MATERIAL FOR THIS EXERCISE:

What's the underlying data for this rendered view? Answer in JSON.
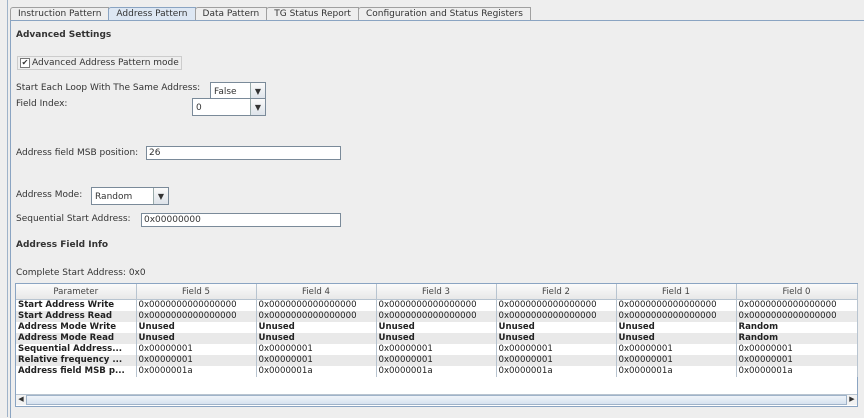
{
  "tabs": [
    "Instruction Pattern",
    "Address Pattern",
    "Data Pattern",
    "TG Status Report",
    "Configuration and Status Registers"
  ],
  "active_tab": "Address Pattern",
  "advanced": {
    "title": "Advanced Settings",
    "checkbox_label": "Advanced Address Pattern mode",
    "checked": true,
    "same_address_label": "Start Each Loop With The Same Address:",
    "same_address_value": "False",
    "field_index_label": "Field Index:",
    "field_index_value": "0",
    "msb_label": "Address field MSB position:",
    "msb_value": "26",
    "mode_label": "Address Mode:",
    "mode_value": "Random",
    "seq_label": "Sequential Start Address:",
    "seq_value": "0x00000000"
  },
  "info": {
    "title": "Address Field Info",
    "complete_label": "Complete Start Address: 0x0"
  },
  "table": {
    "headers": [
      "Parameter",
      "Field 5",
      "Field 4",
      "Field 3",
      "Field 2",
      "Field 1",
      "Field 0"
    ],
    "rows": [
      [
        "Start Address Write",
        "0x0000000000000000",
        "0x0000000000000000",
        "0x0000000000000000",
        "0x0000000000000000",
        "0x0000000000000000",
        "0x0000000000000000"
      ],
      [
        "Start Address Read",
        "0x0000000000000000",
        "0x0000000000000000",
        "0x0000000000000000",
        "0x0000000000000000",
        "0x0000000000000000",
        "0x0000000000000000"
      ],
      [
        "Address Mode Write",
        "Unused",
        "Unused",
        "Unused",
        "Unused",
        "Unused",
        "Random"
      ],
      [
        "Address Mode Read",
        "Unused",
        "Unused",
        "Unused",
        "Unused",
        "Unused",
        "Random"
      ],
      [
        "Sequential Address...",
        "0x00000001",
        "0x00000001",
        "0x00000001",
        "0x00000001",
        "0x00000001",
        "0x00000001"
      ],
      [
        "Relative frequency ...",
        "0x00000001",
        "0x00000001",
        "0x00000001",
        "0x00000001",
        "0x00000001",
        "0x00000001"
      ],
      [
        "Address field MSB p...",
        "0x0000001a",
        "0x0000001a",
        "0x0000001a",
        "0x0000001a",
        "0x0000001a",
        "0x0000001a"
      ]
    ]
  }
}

WHAT YOU NEED TO DO:
Gather from the entries above all lines that include the string "Read".

ANSWER TO THIS PROBLEM:
        "Start Address Read",
        "Address Mode Read",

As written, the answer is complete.